• _Problem description_
Reproduce every entry that follows word for word, but omit the images.
★ ★ ★ ★ ★ ★ ★
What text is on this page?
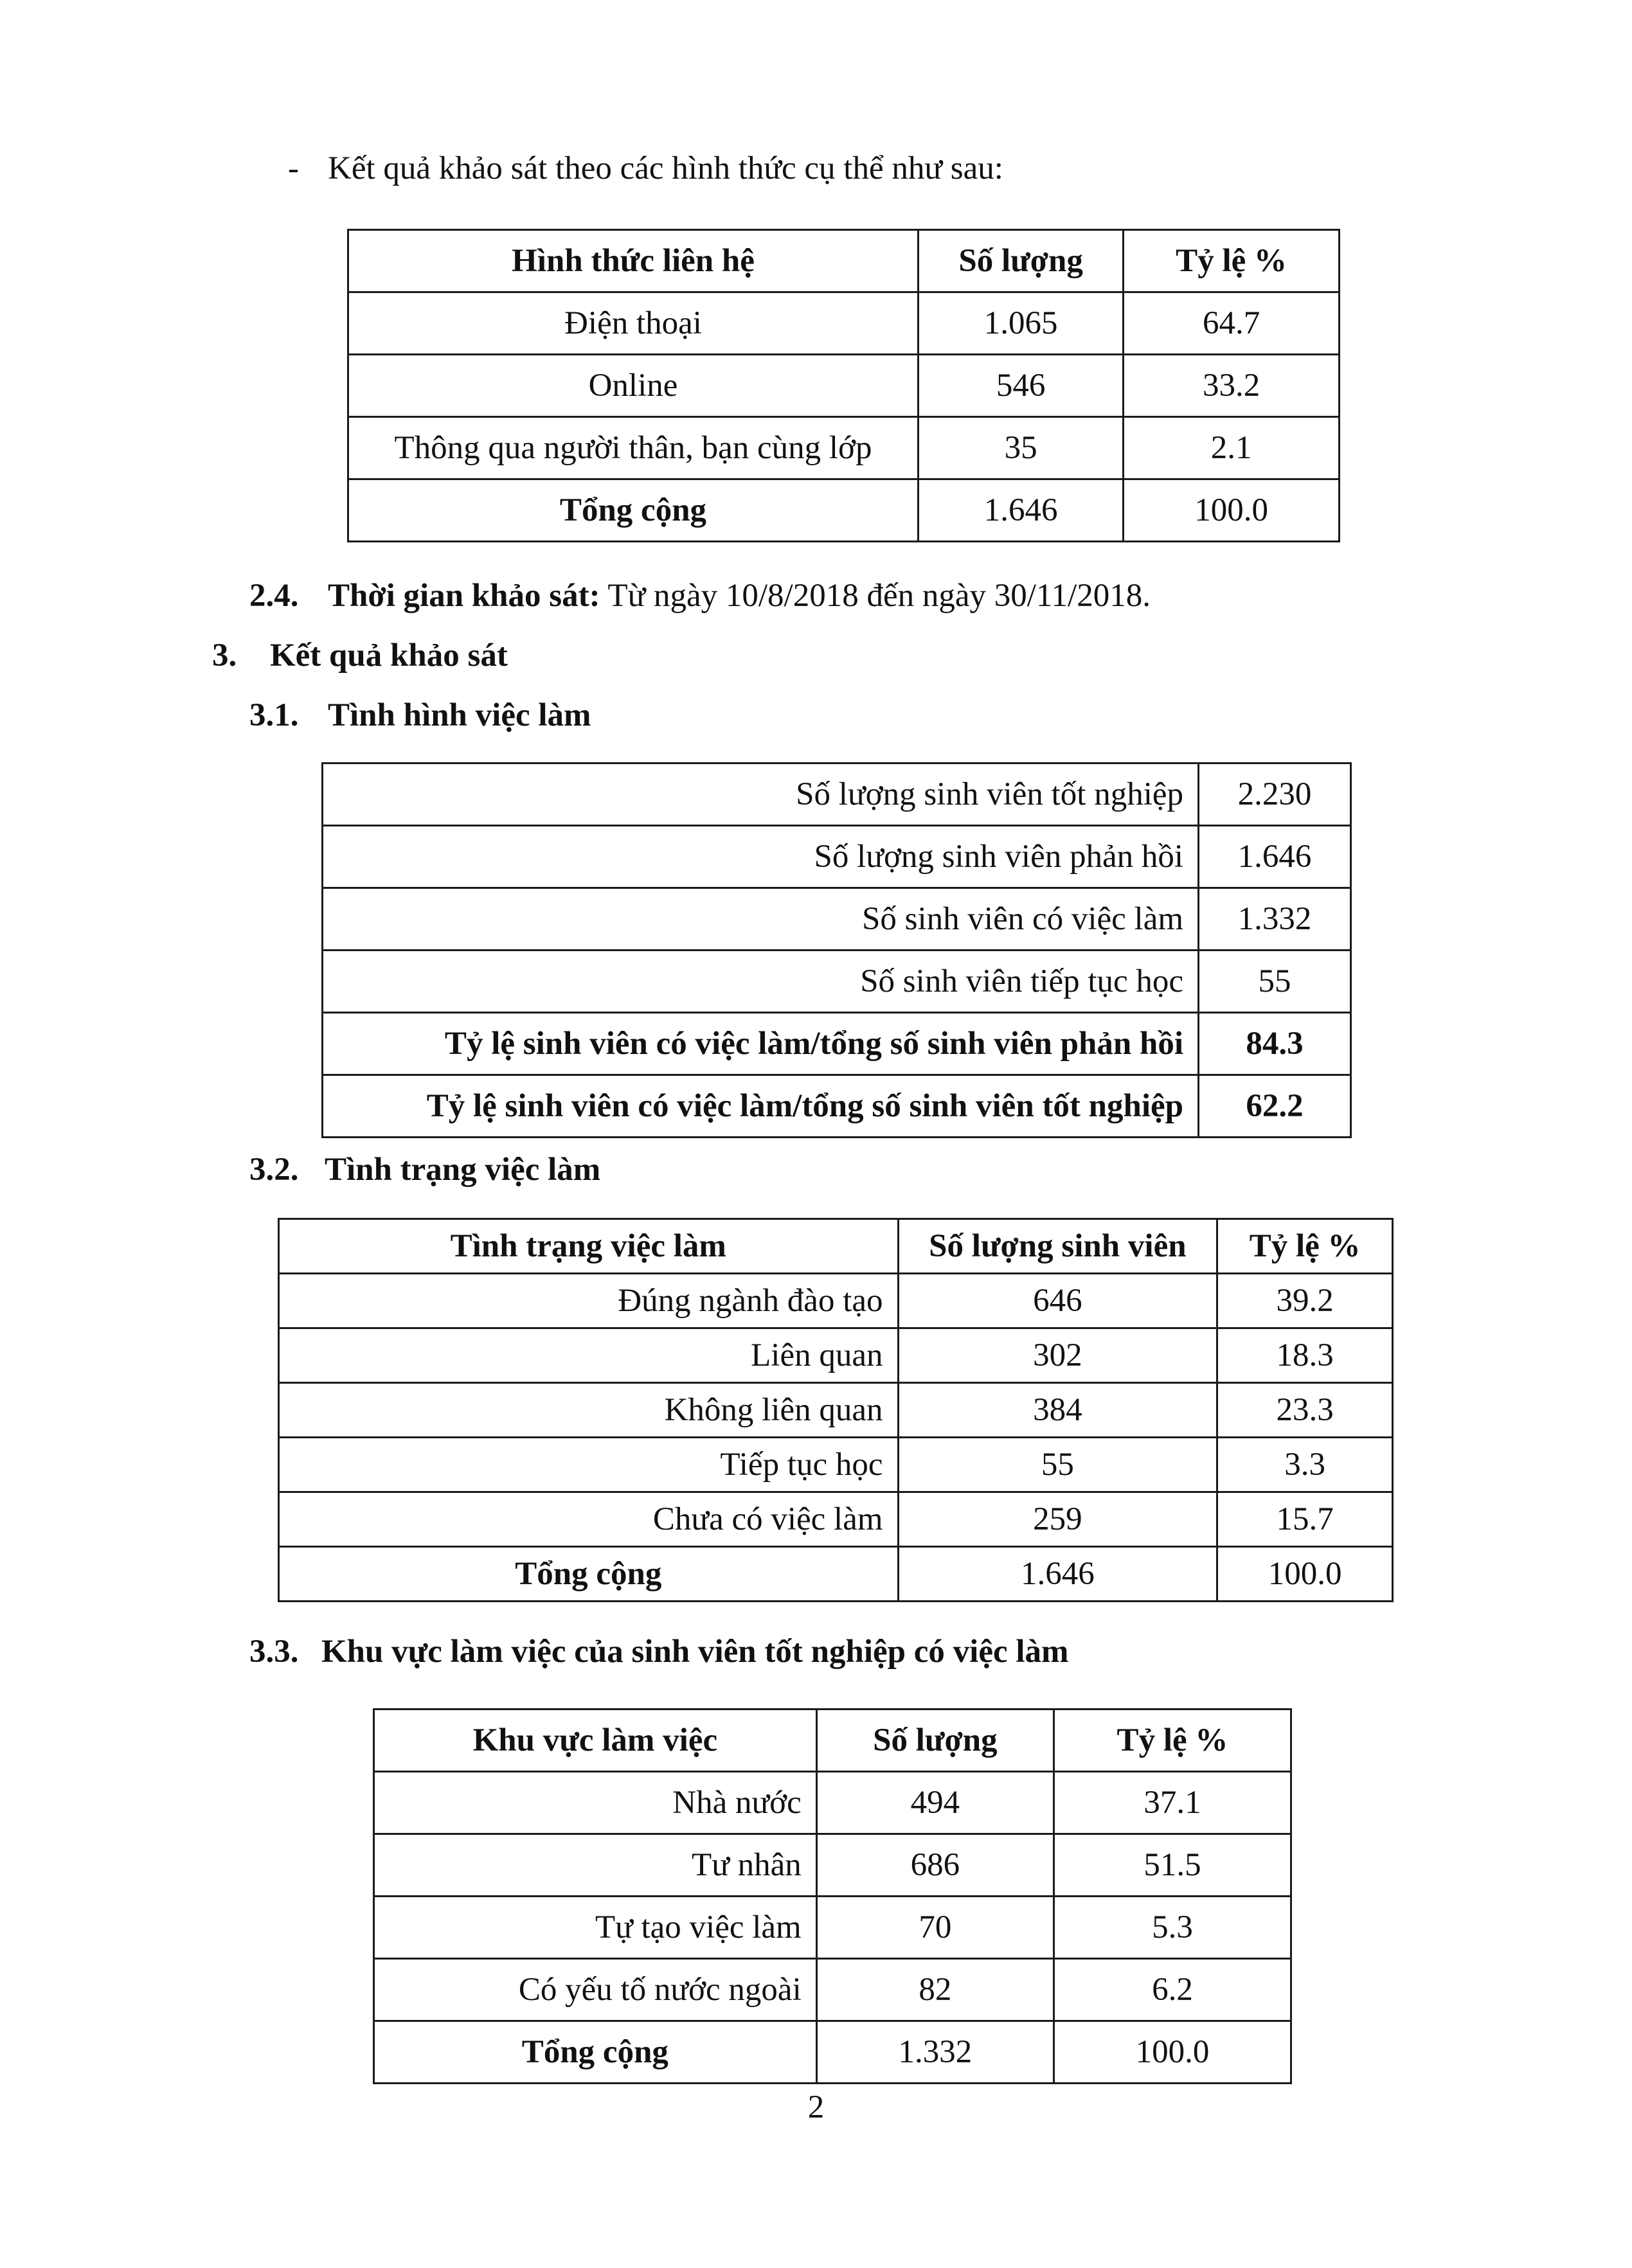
- Kết quả khảo sát theo các hình thức cụ thể như sau:
Hình thức liên hệ	Số lượng	Tỷ lệ %
Điện thoại	1.065	64.7
Online	546	33.2
Thông qua người thân, bạn cùng lớp	35	2.1
Tổng cộng	1.646	100.0
2.4. Thời gian khảo sát: Từ ngày 10/8/2018 đến ngày 30/11/2018.
3. Kết quả khảo sát
3.1. Tình hình việc làm
Số lượng sinh viên tốt nghiệp	2.230
Số lượng sinh viên phản hồi	1.646
Số sinh viên có việc làm	1.332
Số sinh viên tiếp tục học	55
Tỷ lệ sinh viên có việc làm/tổng số sinh viên phản hồi	84.3
Tỷ lệ sinh viên có việc làm/tổng số sinh viên tốt nghiệp	62.2
3.2. Tình trạng việc làm
Tình trạng việc làm	Số lượng sinh viên	Tỷ lệ %
Đúng ngành đào tạo	646	39.2
Liên quan	302	18.3
Không liên quan	384	23.3
Tiếp tục học	55	3.3
Chưa có việc làm	259	15.7
Tổng cộng	1.646	100.0
3.3. Khu vực làm việc của sinh viên tốt nghiệp có việc làm
Khu vực làm việc	Số lượng	Tỷ lệ %
Nhà nước	494	37.1
Tư nhân	686	51.5
Tự tạo việc làm	70	5.3
Có yếu tố nước ngoài	82	6.2
Tổng cộng	1.332	100.0
2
★ ★ ★ ★ ★ ★ ★
• _Problem solution_
What text is on this page?
- Kết quả khảo sát theo các hình thức cụ thể như sau:
Hình thức liên hệ	Số lượng	Tỷ lệ %
Điện thoại	1.065	64.7
Online	546	33.2
Thông qua người thân, bạn cùng lớp	35	2.1
Tổng cộng	1.646	100.0
2.4. Thời gian khảo sát: Từ ngày 10/8/2018 đến ngày 30/11/2018.
3. Kết quả khảo sát
3.1. Tình hình việc làm
Số lượng sinh viên tốt nghiệp	2.230
Số lượng sinh viên phản hồi	1.646
Số sinh viên có việc làm	1.332
Số sinh viên tiếp tục học	55
Tỷ lệ sinh viên có việc làm/tổng số sinh viên phản hồi	84.3
Tỷ lệ sinh viên có việc làm/tổng số sinh viên tốt nghiệp	62.2
3.2. Tình trạng việc làm
Tình trạng việc làm	Số lượng sinh viên	Tỷ lệ %
Đúng ngành đào tạo	646	39.2
Liên quan	302	18.3
Không liên quan	384	23.3
Tiếp tục học	55	3.3
Chưa có việc làm	259	15.7
Tổng cộng	1.646	100.0
3.3. Khu vực làm việc của sinh viên tốt nghiệp có việc làm
Khu vực làm việc	Số lượng	Tỷ lệ %
Nhà nước	494	37.1
Tư nhân	686	51.5
Tự tạo việc làm	70	5.3
Có yếu tố nước ngoài	82	6.2
Tổng cộng	1.332	100.0
2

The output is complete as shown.